__Aim__: From the records below, copy every line that contains the word "June".

__Extracted information__:
--------------------------------------------------
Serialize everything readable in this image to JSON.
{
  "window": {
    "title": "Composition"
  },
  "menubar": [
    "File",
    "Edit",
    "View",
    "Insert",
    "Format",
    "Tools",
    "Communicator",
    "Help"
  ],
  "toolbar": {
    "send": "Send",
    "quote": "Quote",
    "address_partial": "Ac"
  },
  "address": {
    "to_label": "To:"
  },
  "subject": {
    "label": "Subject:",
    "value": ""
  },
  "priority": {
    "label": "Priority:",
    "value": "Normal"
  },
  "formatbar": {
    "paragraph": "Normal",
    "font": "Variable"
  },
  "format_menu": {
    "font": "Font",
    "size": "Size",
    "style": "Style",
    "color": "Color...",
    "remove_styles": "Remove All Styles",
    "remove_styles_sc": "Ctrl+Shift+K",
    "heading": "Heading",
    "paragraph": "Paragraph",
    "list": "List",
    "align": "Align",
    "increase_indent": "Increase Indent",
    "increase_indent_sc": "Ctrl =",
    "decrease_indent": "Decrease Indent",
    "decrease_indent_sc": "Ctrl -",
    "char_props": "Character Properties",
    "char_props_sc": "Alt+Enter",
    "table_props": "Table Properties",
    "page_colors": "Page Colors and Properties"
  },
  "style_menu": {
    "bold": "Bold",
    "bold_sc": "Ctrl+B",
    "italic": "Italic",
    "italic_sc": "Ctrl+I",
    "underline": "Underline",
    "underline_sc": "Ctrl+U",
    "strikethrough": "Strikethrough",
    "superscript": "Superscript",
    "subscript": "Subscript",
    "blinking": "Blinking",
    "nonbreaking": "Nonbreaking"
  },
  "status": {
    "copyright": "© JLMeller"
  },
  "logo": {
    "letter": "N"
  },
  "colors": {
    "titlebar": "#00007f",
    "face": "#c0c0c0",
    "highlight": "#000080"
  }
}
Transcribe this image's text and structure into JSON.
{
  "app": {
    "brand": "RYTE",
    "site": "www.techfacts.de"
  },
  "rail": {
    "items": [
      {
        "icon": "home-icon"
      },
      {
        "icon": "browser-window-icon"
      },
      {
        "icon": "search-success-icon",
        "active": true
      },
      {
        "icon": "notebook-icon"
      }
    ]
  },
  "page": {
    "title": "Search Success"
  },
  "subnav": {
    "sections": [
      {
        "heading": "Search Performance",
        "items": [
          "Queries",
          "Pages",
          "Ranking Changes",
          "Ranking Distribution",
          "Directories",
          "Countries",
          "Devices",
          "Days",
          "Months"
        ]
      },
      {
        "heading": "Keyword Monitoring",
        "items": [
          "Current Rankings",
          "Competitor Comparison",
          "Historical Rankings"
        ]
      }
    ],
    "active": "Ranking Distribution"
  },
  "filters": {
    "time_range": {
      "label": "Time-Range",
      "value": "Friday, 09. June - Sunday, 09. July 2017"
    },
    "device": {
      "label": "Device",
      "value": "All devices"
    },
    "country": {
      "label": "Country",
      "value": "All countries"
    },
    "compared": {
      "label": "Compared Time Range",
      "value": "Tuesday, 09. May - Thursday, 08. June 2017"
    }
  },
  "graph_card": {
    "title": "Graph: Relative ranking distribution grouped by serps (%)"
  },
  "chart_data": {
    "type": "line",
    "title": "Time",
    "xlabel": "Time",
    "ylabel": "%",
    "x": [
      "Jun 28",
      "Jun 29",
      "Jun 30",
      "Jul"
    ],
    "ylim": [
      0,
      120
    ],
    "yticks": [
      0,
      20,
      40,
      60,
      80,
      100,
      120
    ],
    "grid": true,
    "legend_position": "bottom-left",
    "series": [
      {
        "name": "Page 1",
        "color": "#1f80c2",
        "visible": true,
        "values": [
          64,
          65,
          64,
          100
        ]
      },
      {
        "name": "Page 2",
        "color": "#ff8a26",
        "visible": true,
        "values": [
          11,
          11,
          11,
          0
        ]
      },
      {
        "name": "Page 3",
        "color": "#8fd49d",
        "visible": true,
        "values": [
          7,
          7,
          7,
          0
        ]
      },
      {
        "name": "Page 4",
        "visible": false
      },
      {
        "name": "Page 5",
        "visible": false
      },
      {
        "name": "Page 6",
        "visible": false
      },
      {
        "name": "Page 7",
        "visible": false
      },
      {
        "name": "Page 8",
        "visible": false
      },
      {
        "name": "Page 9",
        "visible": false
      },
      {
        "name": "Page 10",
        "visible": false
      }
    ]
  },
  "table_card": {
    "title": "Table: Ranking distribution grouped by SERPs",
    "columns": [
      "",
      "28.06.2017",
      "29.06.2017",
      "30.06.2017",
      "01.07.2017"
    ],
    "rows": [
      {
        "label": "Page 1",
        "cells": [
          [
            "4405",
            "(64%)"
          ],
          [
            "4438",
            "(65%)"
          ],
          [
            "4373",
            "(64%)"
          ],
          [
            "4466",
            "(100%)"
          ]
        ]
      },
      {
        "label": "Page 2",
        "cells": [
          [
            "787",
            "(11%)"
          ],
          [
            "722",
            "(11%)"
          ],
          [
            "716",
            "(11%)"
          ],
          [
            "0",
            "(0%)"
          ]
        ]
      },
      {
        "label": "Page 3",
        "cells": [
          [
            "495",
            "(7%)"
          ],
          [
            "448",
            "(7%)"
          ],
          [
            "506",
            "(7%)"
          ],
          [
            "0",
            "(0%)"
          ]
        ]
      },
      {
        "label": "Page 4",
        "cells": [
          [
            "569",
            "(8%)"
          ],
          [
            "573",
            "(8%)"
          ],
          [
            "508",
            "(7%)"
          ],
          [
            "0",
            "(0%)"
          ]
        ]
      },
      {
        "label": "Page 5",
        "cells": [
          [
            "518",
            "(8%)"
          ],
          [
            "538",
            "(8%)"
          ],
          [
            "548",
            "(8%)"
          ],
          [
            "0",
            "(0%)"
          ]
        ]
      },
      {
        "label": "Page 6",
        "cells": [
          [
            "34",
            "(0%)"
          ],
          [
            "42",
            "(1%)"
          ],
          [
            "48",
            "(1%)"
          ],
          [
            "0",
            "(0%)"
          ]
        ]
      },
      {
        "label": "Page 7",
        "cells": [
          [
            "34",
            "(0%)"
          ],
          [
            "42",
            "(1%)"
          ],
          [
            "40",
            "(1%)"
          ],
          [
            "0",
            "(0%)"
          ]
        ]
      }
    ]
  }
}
--------------------------------------------------
__Solution to the exercise__:
      "value": "Friday, 09. June - Sunday, 09. July 2017"
      "value": "Tuesday, 09. May - Thursday, 08. June 2017"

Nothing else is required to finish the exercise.